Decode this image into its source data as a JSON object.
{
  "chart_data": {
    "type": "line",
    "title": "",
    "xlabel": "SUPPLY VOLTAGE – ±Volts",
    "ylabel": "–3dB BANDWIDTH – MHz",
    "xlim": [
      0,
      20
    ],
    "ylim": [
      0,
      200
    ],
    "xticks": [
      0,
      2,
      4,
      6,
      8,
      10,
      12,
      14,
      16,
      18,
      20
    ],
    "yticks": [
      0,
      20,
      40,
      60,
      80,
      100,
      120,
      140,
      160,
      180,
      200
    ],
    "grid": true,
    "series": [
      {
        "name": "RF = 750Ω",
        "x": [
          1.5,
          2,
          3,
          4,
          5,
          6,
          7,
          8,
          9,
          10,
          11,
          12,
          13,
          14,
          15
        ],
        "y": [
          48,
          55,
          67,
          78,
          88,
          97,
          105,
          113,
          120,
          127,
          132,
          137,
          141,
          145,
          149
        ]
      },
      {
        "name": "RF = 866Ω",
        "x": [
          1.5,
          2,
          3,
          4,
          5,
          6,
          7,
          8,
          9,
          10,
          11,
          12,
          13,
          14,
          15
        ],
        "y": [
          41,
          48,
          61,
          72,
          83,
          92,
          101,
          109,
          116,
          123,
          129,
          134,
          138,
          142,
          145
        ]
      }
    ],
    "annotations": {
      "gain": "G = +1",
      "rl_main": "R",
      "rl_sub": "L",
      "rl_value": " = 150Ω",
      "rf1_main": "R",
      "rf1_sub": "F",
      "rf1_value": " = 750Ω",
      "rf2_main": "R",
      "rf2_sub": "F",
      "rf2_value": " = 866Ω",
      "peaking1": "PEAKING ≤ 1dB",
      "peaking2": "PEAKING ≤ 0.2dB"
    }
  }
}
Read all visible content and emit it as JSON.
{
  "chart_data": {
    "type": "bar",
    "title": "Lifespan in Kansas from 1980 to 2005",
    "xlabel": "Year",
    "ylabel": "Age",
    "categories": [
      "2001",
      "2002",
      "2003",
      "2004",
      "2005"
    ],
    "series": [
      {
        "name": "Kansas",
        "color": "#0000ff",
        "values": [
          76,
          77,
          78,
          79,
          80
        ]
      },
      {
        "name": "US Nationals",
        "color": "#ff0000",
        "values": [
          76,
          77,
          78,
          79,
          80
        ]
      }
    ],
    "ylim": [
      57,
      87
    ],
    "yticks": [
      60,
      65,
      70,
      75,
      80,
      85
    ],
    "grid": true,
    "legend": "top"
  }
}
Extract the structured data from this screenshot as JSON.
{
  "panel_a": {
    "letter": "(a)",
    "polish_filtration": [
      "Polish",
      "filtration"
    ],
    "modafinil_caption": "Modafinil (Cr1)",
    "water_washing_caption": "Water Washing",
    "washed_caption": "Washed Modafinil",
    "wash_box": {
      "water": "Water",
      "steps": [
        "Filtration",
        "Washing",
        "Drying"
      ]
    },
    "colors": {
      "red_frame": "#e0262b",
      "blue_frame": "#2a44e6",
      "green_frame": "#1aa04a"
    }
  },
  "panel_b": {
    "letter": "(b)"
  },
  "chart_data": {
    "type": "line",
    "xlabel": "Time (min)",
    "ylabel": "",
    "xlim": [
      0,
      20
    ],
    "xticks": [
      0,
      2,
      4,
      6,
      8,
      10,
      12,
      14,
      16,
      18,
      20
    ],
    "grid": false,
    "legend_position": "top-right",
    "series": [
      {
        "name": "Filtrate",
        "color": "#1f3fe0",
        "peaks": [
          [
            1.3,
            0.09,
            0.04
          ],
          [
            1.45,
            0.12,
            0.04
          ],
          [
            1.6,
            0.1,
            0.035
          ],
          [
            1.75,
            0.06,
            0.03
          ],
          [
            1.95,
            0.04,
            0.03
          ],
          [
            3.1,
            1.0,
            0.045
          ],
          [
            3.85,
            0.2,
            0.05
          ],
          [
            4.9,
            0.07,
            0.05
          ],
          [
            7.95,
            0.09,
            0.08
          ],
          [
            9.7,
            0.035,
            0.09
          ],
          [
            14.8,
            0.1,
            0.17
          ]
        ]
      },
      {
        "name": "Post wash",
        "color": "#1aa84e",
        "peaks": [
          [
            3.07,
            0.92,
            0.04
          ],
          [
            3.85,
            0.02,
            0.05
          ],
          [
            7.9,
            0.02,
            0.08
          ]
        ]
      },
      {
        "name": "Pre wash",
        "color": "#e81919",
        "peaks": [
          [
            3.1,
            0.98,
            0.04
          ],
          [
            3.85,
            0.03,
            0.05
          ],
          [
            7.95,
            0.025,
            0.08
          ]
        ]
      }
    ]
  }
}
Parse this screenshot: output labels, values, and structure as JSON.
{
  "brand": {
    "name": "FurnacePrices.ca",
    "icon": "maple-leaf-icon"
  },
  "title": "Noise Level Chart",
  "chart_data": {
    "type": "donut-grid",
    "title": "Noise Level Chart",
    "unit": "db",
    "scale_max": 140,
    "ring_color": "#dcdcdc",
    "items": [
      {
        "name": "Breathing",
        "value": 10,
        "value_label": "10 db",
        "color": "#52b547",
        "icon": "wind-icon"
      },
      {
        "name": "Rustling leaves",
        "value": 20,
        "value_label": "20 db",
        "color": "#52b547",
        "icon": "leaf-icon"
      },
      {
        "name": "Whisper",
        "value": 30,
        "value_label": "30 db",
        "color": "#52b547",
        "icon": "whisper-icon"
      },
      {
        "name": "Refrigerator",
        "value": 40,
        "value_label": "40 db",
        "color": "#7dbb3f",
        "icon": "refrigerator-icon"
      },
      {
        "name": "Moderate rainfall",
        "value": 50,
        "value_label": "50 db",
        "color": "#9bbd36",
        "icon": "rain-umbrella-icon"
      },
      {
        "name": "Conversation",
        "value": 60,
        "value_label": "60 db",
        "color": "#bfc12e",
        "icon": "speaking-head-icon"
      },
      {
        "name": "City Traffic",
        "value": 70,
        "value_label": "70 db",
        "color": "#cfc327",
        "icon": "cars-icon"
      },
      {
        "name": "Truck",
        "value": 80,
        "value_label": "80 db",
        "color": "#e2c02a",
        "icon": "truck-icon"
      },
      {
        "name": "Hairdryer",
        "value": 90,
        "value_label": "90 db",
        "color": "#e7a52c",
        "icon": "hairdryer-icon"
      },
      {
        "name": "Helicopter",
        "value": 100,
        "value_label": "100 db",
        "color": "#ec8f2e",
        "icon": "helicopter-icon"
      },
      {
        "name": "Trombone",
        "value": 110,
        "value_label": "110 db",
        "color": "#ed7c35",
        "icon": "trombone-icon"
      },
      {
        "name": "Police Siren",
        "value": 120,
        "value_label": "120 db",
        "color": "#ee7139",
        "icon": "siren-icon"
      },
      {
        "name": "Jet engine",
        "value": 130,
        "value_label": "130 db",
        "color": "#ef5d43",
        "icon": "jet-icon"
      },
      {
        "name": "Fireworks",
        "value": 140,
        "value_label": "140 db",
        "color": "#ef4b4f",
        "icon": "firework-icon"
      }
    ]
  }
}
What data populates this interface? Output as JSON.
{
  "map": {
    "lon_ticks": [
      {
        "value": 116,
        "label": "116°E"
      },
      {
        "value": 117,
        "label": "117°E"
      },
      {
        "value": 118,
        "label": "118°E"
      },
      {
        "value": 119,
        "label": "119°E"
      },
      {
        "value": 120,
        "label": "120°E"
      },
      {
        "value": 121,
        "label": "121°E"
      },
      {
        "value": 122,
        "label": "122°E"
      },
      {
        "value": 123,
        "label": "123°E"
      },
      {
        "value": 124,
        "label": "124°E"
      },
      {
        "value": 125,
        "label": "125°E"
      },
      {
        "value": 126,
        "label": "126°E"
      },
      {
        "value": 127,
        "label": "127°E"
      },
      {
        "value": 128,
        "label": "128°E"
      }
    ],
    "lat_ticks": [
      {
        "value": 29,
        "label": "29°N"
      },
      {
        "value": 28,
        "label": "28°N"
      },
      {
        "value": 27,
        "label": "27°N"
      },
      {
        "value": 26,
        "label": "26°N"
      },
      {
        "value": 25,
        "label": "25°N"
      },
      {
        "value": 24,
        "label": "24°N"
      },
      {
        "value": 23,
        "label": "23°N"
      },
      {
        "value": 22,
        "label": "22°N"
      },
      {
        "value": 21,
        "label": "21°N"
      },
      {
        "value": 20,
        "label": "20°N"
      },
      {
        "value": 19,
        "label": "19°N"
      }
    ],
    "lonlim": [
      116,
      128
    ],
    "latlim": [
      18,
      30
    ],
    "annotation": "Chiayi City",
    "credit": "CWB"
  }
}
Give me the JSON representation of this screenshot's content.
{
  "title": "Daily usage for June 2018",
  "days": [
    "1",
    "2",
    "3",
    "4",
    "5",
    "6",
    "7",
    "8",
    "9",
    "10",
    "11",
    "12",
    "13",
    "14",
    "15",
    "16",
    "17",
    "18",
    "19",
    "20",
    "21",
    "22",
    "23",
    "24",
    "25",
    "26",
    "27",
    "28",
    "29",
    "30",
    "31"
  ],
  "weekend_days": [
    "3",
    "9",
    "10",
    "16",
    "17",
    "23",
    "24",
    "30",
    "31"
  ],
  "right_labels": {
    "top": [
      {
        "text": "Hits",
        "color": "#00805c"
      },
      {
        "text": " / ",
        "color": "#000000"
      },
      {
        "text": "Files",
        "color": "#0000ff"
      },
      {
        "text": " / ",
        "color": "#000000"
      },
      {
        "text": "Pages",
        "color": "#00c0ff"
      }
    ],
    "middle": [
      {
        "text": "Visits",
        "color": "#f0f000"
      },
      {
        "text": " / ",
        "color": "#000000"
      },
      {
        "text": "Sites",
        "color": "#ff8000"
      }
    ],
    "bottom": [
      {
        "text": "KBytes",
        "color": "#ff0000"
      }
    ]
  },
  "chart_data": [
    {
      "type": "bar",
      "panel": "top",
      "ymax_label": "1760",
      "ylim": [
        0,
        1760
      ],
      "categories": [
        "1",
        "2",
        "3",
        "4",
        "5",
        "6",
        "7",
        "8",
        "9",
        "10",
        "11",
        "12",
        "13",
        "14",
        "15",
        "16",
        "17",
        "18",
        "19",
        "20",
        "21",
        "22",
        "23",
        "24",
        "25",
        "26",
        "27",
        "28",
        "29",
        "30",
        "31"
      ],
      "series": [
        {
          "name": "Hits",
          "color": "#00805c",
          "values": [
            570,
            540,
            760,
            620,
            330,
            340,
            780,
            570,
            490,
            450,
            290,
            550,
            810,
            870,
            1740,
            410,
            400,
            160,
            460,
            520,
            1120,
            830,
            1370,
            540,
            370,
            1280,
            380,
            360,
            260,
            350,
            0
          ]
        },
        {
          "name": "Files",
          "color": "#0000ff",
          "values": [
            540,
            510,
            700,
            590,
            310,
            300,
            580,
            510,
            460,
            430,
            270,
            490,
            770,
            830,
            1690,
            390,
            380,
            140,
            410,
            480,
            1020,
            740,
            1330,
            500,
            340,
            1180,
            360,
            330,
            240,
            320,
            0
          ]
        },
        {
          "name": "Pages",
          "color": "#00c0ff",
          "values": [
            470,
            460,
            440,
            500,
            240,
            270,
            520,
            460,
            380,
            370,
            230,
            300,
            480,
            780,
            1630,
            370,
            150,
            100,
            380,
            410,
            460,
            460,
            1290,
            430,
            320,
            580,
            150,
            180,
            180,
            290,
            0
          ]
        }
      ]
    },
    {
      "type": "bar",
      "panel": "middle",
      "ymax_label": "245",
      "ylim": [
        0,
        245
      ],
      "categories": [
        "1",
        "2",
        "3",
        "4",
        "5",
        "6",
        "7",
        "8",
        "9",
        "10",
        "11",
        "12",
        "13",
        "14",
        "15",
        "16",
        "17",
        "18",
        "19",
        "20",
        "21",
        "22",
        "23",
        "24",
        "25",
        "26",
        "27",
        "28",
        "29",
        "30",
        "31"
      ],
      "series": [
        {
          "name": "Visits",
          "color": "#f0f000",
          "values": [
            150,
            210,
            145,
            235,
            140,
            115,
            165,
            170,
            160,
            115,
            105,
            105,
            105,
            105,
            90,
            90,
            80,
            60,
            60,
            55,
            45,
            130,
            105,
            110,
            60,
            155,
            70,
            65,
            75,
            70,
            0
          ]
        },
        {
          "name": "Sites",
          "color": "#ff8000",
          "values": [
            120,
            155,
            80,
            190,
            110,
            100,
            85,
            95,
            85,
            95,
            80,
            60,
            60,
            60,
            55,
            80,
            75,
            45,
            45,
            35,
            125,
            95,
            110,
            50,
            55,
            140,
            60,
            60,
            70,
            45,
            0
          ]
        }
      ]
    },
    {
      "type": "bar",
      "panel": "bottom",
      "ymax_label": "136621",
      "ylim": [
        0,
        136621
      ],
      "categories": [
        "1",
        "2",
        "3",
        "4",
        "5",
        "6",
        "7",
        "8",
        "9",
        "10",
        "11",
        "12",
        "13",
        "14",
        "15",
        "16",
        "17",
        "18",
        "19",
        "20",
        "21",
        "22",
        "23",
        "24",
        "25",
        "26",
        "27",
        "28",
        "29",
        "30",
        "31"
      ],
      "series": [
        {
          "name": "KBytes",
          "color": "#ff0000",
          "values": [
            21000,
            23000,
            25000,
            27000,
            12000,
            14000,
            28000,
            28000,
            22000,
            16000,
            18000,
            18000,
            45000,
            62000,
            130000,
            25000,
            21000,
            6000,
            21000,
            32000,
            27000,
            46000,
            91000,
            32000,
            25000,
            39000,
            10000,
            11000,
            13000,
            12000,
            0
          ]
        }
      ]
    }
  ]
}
--------------------------------
**PROBLEM DETAILS:**
In the entries above, find each line with the string "Kansas" and copy it.

**EXPECTED ANSWER:**
    "title": "Lifespan in Kansas from 1980 to 2005",
        "name": "Kansas",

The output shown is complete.